--- Data provided ---
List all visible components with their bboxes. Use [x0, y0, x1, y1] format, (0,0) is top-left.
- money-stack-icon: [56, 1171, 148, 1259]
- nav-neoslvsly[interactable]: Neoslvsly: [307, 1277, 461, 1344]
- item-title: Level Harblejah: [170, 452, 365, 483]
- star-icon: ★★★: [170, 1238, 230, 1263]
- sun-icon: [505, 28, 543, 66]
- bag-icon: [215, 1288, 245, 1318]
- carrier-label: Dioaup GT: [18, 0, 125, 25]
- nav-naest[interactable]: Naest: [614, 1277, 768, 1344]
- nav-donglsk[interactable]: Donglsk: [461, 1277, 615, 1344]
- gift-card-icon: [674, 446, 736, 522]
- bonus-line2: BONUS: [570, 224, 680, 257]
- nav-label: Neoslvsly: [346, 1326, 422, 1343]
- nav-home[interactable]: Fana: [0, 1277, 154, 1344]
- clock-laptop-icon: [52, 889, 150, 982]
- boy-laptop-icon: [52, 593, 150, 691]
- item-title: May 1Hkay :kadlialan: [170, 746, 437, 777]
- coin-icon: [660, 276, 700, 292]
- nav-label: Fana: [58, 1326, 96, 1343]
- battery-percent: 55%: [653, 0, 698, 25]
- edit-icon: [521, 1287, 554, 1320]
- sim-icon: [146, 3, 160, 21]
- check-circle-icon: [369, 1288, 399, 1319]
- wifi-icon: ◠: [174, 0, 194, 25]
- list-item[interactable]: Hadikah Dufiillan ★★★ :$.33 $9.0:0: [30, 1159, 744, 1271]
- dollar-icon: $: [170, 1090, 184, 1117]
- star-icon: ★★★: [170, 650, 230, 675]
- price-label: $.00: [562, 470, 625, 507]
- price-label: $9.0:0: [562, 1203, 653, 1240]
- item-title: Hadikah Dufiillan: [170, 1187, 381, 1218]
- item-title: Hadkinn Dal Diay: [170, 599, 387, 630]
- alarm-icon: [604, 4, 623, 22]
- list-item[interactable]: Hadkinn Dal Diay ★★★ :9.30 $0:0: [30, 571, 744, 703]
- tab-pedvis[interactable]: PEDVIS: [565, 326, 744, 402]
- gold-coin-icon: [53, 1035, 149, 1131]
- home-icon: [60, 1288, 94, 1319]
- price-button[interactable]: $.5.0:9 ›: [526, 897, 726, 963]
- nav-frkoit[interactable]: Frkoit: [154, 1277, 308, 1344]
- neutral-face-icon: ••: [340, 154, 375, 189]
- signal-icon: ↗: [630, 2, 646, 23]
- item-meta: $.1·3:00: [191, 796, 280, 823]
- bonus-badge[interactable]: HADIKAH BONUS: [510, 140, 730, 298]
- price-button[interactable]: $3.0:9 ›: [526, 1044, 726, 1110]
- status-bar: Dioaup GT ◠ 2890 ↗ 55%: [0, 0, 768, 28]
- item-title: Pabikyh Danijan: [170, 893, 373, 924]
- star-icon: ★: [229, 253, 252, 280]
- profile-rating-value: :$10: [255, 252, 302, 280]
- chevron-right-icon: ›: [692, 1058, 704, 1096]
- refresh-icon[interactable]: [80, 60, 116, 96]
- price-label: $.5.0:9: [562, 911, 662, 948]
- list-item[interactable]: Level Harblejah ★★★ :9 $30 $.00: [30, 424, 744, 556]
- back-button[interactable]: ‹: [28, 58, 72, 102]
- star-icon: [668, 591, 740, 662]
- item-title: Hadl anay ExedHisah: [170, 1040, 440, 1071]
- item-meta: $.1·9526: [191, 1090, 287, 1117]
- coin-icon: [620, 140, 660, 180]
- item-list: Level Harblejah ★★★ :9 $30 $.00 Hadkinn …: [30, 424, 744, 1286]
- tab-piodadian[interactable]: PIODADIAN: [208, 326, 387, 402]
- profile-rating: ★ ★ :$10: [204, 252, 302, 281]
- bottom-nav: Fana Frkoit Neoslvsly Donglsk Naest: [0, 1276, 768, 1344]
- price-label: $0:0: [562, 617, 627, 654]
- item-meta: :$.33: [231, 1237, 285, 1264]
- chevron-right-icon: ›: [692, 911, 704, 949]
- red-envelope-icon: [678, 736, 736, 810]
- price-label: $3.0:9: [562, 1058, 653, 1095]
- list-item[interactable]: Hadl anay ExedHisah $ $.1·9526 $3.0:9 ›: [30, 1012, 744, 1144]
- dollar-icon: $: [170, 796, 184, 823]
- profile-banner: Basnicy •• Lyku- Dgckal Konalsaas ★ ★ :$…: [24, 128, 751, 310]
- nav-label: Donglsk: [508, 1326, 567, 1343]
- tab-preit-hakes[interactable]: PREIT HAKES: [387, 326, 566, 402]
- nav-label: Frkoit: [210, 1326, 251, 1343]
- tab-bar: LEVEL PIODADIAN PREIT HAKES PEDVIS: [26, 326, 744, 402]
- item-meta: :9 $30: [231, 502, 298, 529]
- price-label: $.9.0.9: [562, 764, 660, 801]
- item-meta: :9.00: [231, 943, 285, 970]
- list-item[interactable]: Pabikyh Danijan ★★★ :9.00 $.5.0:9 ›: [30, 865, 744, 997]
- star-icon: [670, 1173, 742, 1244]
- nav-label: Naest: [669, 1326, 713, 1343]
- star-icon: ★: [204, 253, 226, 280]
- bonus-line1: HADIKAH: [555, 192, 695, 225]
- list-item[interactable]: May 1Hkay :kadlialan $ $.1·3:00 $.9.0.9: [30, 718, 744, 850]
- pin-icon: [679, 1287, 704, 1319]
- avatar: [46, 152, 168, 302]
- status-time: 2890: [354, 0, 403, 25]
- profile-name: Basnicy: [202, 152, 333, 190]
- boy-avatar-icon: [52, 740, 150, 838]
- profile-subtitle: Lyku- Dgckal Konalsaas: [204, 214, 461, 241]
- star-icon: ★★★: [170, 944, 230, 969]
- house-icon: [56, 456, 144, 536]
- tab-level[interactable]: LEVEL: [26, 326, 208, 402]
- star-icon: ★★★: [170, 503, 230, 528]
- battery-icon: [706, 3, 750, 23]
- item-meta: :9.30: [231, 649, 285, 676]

--- Task description ---
Count the lines in the rows above that contain the string "Dioaup" with matching capitalization. Reply with the number only.

--- Response ---
2